What you have to do ▸ Your task is to give the data again, exactly, with every line intact.

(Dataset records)

"""

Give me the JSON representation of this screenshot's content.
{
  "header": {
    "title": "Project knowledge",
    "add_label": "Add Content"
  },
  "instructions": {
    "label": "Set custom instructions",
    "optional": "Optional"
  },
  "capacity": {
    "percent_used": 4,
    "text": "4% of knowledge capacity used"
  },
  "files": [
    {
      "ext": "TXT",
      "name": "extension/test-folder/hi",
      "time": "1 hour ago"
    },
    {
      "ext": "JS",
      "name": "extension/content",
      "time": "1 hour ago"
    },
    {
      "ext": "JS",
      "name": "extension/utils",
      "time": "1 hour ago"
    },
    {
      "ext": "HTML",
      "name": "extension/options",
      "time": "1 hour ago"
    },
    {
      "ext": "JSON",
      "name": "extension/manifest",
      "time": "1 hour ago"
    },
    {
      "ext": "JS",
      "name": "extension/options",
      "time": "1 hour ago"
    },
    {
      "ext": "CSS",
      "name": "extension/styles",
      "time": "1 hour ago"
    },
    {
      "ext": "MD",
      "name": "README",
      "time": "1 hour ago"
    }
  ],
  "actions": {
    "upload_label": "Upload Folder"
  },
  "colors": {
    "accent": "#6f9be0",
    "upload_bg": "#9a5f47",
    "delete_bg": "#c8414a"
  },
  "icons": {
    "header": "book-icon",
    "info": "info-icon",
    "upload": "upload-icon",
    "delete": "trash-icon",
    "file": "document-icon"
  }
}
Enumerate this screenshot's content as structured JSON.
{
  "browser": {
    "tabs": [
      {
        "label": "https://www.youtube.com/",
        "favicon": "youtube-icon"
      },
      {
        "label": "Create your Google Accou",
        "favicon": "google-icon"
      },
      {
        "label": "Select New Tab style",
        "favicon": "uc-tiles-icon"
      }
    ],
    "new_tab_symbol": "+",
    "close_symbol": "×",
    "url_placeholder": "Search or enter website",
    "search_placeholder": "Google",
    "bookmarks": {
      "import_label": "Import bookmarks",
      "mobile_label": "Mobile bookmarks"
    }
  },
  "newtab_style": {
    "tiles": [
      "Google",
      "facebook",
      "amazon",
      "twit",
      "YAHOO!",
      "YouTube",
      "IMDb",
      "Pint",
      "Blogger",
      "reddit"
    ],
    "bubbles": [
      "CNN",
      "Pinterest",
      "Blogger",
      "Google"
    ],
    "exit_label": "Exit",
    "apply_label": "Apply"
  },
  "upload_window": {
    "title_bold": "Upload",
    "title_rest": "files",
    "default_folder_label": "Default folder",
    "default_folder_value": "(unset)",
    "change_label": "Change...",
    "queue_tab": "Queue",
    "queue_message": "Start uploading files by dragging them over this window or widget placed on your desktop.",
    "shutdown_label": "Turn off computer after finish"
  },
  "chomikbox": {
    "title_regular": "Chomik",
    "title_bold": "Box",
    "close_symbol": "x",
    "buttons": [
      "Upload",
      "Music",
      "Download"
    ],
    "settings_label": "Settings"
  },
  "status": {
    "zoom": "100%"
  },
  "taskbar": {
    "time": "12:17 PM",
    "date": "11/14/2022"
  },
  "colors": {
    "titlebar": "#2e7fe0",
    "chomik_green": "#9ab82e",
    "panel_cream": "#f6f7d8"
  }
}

"""

Solution for this task ▸
Give me the JSON representation of this screenshot's content.
{
  "header": {
    "title": "Project knowledge",
    "add_label": "Add Content"
  },
  "instructions": {
    "label": "Set custom instructions",
    "optional": "Optional"
  },
  "capacity": {
    "percent_used": 4,
    "text": "4% of knowledge capacity used"
  },
  "files": [
    {
      "ext": "TXT",
      "name": "extension/test-folder/hi",
      "time": "1 hour ago"
    },
    {
      "ext": "JS",
      "name": "extension/content",
      "time": "1 hour ago"
    },
    {
      "ext": "JS",
      "name": "extension/utils",
      "time": "1 hour ago"
    },
    {
      "ext": "HTML",
      "name": "extension/options",
      "time": "1 hour ago"
    },
    {
      "ext": "JSON",
      "name": "extension/manifest",
      "time": "1 hour ago"
    },
    {
      "ext": "JS",
      "name": "extension/options",
      "time": "1 hour ago"
    },
    {
      "ext": "CSS",
      "name": "extension/styles",
      "time": "1 hour ago"
    },
    {
      "ext": "MD",
      "name": "README",
      "time": "1 hour ago"
    }
  ],
  "actions": {
    "upload_label": "Upload Folder"
  },
  "colors": {
    "accent": "#6f9be0",
    "upload_bg": "#9a5f47",
    "delete_bg": "#c8414a"
  },
  "icons": {
    "header": "book-icon",
    "info": "info-icon",
    "upload": "upload-icon",
    "delete": "trash-icon",
    "file": "document-icon"
  }
}
Enumerate this screenshot's content as structured JSON.
{
  "browser": {
    "tabs": [
      {
        "label": "https://www.youtube.com/",
        "favicon": "youtube-icon"
      },
      {
        "label": "Create your Google Accou",
        "favicon": "google-icon"
      },
      {
        "label": "Select New Tab style",
        "favicon": "uc-tiles-icon"
      }
    ],
    "new_tab_symbol": "+",
    "close_symbol": "×",
    "url_placeholder": "Search or enter website",
    "search_placeholder": "Google",
    "bookmarks": {
      "import_label": "Import bookmarks",
      "mobile_label": "Mobile bookmarks"
    }
  },
  "newtab_style": {
    "tiles": [
      "Google",
      "facebook",
      "amazon",
      "twit",
      "YAHOO!",
      "YouTube",
      "IMDb",
      "Pint",
      "Blogger",
      "reddit"
    ],
    "bubbles": [
      "CNN",
      "Pinterest",
      "Blogger",
      "Google"
    ],
    "exit_label": "Exit",
    "apply_label": "Apply"
  },
  "upload_window": {
    "title_bold": "Upload",
    "title_rest": "files",
    "default_folder_label": "Default folder",
    "default_folder_value": "(unset)",
    "change_label": "Change...",
    "queue_tab": "Queue",
    "queue_message": "Start uploading files by dragging them over this window or widget placed on your desktop.",
    "shutdown_label": "Turn off computer after finish"
  },
  "chomikbox": {
    "title_regular": "Chomik",
    "title_bold": "Box",
    "close_symbol": "x",
    "buttons": [
      "Upload",
      "Music",
      "Download"
    ],
    "settings_label": "Settings"
  },
  "status": {
    "zoom": "100%"
  },
  "taskbar": {
    "time": "12:17 PM",
    "date": "11/14/2022"
  },
  "colors": {
    "titlebar": "#2e7fe0",
    "chomik_green": "#9ab82e",
    "panel_cream": "#f6f7d8"
  }
}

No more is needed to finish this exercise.